-- Begin --

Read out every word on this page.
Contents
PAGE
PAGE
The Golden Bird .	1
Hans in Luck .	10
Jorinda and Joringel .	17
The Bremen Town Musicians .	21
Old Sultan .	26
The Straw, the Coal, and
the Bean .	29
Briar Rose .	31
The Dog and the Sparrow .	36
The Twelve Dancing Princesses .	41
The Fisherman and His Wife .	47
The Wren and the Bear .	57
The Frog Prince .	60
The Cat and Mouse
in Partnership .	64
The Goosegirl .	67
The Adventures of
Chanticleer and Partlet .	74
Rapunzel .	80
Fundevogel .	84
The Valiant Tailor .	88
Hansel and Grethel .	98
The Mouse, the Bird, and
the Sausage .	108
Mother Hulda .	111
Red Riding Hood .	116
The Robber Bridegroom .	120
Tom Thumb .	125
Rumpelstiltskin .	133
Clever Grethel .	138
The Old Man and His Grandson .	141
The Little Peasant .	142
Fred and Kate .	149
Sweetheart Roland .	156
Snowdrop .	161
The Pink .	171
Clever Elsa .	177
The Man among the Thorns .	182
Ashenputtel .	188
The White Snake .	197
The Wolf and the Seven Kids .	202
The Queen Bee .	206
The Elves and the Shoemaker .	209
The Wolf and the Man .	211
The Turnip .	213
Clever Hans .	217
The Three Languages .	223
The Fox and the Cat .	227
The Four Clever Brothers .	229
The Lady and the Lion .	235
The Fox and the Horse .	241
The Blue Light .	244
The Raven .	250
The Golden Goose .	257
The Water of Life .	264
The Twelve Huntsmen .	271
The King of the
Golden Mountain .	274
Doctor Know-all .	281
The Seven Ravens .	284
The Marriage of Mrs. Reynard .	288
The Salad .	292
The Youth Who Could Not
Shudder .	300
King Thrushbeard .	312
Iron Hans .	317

-- End --
-- Begin --

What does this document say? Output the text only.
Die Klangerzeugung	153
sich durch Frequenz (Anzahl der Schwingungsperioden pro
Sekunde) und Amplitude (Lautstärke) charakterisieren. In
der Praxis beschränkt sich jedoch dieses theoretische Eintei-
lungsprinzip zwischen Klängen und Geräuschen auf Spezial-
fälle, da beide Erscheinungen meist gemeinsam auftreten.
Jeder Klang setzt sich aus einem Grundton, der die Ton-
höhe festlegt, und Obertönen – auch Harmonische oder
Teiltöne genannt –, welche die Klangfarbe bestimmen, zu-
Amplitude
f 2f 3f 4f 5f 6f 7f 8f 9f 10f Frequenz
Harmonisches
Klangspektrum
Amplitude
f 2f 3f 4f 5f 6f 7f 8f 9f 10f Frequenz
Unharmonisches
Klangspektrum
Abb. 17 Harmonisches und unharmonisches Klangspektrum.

-- End --
-- Begin --

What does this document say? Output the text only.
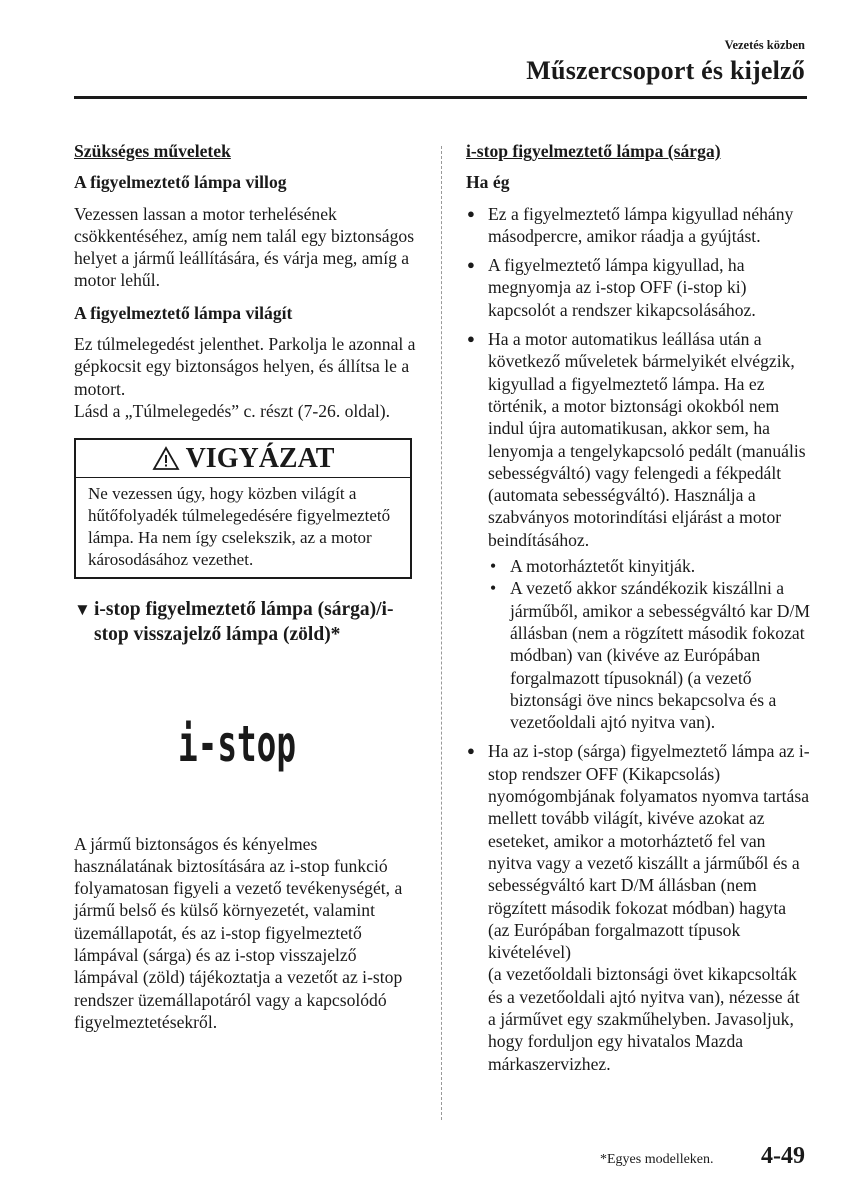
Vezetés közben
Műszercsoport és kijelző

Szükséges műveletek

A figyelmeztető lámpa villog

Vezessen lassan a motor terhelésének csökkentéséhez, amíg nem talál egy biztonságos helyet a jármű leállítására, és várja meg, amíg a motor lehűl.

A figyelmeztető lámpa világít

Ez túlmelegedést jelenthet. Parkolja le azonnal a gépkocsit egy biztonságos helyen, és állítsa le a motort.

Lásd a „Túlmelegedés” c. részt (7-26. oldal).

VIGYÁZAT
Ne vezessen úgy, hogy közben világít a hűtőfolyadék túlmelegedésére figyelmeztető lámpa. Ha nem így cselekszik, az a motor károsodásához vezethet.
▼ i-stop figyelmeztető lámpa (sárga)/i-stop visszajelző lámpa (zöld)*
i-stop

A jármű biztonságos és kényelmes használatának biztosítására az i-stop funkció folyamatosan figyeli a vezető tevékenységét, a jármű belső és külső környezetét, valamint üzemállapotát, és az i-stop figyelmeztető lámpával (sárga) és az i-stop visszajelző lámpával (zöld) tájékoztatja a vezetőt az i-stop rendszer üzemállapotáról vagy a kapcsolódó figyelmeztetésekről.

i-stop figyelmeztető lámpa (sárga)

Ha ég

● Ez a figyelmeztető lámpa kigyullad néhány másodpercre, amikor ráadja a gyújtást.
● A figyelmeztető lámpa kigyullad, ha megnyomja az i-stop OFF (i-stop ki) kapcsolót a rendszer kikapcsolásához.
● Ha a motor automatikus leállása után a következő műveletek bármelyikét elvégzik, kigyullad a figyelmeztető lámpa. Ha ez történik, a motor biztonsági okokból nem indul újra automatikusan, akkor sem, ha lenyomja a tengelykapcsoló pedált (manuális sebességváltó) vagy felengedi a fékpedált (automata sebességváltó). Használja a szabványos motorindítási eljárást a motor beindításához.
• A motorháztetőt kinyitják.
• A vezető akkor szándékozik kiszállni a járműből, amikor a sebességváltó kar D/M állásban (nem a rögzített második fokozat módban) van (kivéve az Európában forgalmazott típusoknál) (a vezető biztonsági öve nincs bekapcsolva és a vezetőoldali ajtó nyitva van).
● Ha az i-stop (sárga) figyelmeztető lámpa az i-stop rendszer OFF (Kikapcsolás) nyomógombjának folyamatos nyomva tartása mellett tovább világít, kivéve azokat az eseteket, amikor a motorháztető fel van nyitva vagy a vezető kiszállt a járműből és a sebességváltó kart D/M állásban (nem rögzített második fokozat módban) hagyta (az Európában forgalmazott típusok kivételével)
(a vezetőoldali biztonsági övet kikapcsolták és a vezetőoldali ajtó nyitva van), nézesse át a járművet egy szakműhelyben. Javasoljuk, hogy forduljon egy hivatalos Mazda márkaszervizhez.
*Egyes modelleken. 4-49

-- End --

Stated task: From the entries above, select each line containing the string "sárga".

Answer in full:
▼ i-stop figyelmeztető lámpa (sárga)/i-stop visszajelző lámpa (zöld)*
A jármű biztonságos és kényelmes használatának biztosítására az i-stop funkció folyamatosan figyeli a vezető tevékenységét, a jármű belső és külső környezetét, valamint üzemállapotát, és az i-stop figyelmeztető lámpával (sárga) és az i-stop visszajelző lámpával (zöld) tájékoztatja a vezetőt az i-stop rendszer üzemállapotáról vagy a kapcsolódó figyelmeztetésekről.
i-stop figyelmeztető lámpa (sárga)
● Ha az i-stop (sárga) figyelmeztető lámpa az i-stop rendszer OFF (Kikapcsolás) nyomógombjának folyamatos nyomva tartása mellett tovább világít, kivéve azokat az eseteket, amikor a motorháztető fel van nyitva vagy a vezető kiszállt a járműből és a sebességváltó kart D/M állásban (nem rögzített második fokozat módban) hagyta (az Európában forgalmazott típusok kivételével)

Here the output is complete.